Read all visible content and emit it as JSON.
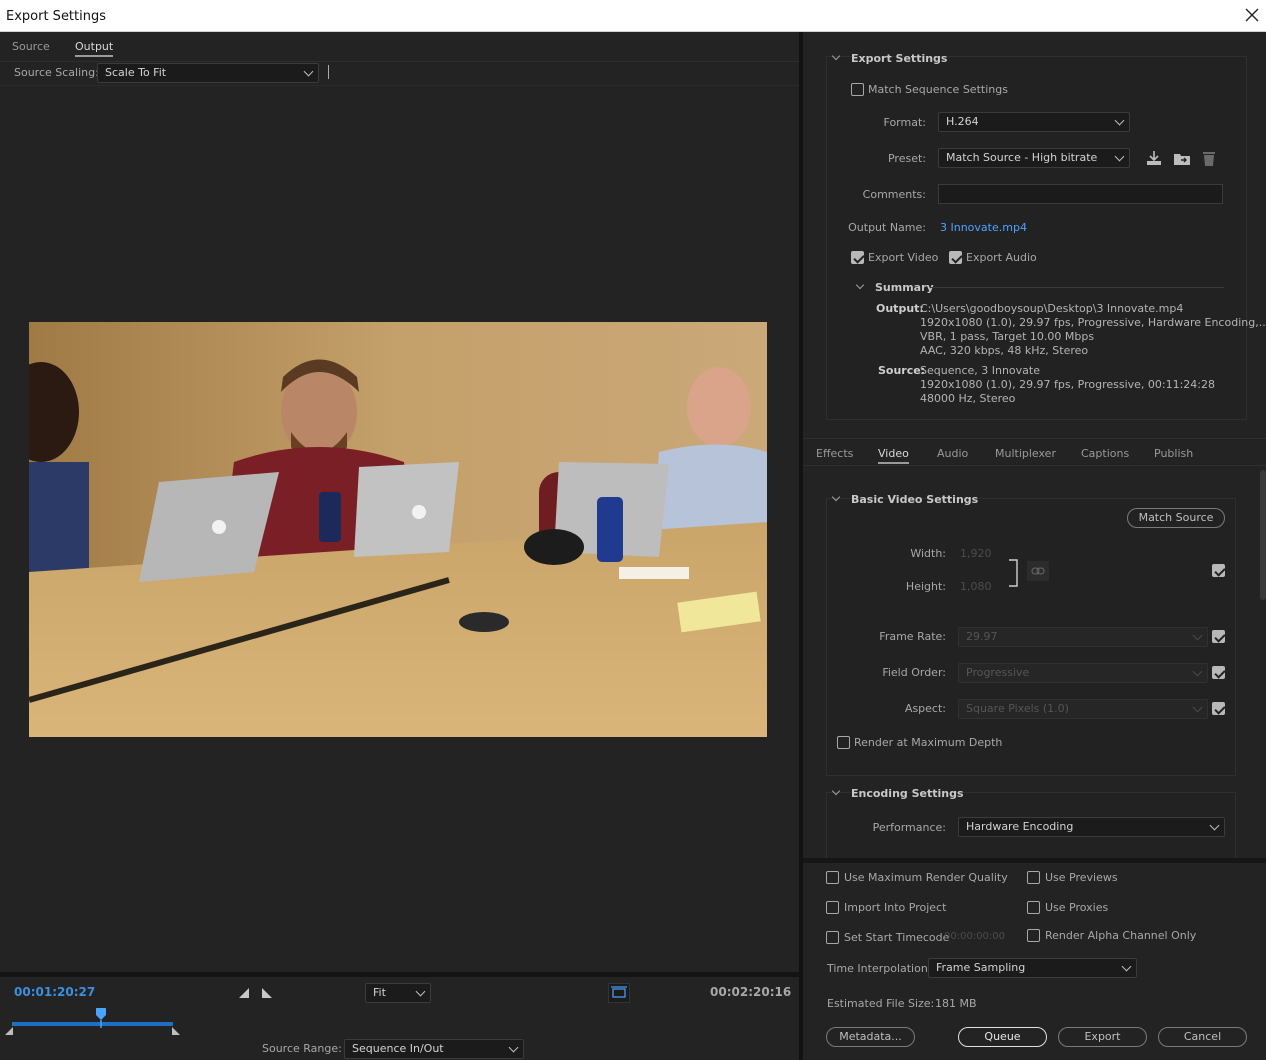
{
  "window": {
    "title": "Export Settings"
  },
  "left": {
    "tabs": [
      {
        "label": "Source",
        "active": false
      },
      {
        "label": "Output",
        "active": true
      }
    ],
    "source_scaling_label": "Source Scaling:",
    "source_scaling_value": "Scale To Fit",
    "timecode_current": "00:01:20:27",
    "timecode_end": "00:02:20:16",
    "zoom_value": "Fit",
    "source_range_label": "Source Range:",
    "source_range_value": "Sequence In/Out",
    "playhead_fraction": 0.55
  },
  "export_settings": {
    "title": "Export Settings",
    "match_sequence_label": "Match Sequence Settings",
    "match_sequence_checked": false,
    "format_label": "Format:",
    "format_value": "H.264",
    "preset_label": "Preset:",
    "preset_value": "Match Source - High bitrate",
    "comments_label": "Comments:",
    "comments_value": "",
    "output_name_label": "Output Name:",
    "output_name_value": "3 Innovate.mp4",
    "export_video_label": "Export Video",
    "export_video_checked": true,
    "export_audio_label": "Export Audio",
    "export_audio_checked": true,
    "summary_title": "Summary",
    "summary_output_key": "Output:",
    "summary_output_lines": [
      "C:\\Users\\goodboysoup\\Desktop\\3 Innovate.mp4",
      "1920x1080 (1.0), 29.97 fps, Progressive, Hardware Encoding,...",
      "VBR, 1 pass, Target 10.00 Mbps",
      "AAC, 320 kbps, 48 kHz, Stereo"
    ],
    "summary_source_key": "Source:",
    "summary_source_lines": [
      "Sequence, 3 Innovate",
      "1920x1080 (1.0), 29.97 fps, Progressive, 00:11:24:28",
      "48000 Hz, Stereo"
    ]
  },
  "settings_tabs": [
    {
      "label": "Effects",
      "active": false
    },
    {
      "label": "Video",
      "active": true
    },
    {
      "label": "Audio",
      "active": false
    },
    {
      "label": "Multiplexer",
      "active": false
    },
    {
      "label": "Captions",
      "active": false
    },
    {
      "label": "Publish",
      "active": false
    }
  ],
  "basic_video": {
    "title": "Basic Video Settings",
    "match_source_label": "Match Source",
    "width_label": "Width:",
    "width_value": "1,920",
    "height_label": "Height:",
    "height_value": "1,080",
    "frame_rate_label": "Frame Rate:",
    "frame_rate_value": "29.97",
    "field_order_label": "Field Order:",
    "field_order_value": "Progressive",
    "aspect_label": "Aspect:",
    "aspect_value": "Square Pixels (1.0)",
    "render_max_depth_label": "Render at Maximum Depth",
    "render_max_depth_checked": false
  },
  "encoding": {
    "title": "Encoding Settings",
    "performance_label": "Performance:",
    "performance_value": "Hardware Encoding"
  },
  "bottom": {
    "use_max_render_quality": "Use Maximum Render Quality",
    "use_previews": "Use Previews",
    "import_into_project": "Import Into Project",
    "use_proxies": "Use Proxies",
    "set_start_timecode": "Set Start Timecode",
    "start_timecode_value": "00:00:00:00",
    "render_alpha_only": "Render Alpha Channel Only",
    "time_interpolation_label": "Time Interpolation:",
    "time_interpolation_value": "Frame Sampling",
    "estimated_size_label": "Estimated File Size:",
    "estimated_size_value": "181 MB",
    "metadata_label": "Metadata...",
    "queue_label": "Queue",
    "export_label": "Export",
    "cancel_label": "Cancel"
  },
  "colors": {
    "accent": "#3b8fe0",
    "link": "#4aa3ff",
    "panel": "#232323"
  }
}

* Short problem
Copy the listing exactly. Any image in it stays out of the copy.

* Correct answer
Read all visible content and emit it as JSON.
{
  "window": {
    "title": "Export Settings"
  },
  "left": {
    "tabs": [
      {
        "label": "Source",
        "active": false
      },
      {
        "label": "Output",
        "active": true
      }
    ],
    "source_scaling_label": "Source Scaling:",
    "source_scaling_value": "Scale To Fit",
    "timecode_current": "00:01:20:27",
    "timecode_end": "00:02:20:16",
    "zoom_value": "Fit",
    "source_range_label": "Source Range:",
    "source_range_value": "Sequence In/Out",
    "playhead_fraction": 0.55
  },
  "export_settings": {
    "title": "Export Settings",
    "match_sequence_label": "Match Sequence Settings",
    "match_sequence_checked": false,
    "format_label": "Format:",
    "format_value": "H.264",
    "preset_label": "Preset:",
    "preset_value": "Match Source - High bitrate",
    "comments_label": "Comments:",
    "comments_value": "",
    "output_name_label": "Output Name:",
    "output_name_value": "3 Innovate.mp4",
    "export_video_label": "Export Video",
    "export_video_checked": true,
    "export_audio_label": "Export Audio",
    "export_audio_checked": true,
    "summary_title": "Summary",
    "summary_output_key": "Output:",
    "summary_output_lines": [
      "C:\\Users\\goodboysoup\\Desktop\\3 Innovate.mp4",
      "1920x1080 (1.0), 29.97 fps, Progressive, Hardware Encoding,...",
      "VBR, 1 pass, Target 10.00 Mbps",
      "AAC, 320 kbps, 48 kHz, Stereo"
    ],
    "summary_source_key": "Source:",
    "summary_source_lines": [
      "Sequence, 3 Innovate",
      "1920x1080 (1.0), 29.97 fps, Progressive, 00:11:24:28",
      "48000 Hz, Stereo"
    ]
  },
  "settings_tabs": [
    {
      "label": "Effects",
      "active": false
    },
    {
      "label": "Video",
      "active": true
    },
    {
      "label": "Audio",
      "active": false
    },
    {
      "label": "Multiplexer",
      "active": false
    },
    {
      "label": "Captions",
      "active": false
    },
    {
      "label": "Publish",
      "active": false
    }
  ],
  "basic_video": {
    "title": "Basic Video Settings",
    "match_source_label": "Match Source",
    "width_label": "Width:",
    "width_value": "1,920",
    "height_label": "Height:",
    "height_value": "1,080",
    "frame_rate_label": "Frame Rate:",
    "frame_rate_value": "29.97",
    "field_order_label": "Field Order:",
    "field_order_value": "Progressive",
    "aspect_label": "Aspect:",
    "aspect_value": "Square Pixels (1.0)",
    "render_max_depth_label": "Render at Maximum Depth",
    "render_max_depth_checked": false
  },
  "encoding": {
    "title": "Encoding Settings",
    "performance_label": "Performance:",
    "performance_value": "Hardware Encoding"
  },
  "bottom": {
    "use_max_render_quality": "Use Maximum Render Quality",
    "use_previews": "Use Previews",
    "import_into_project": "Import Into Project",
    "use_proxies": "Use Proxies",
    "set_start_timecode": "Set Start Timecode",
    "start_timecode_value": "00:00:00:00",
    "render_alpha_only": "Render Alpha Channel Only",
    "time_interpolation_label": "Time Interpolation:",
    "time_interpolation_value": "Frame Sampling",
    "estimated_size_label": "Estimated File Size:",
    "estimated_size_value": "181 MB",
    "metadata_label": "Metadata...",
    "queue_label": "Queue",
    "export_label": "Export",
    "cancel_label": "Cancel"
  },
  "colors": {
    "accent": "#3b8fe0",
    "link": "#4aa3ff",
    "panel": "#232323"
  }
}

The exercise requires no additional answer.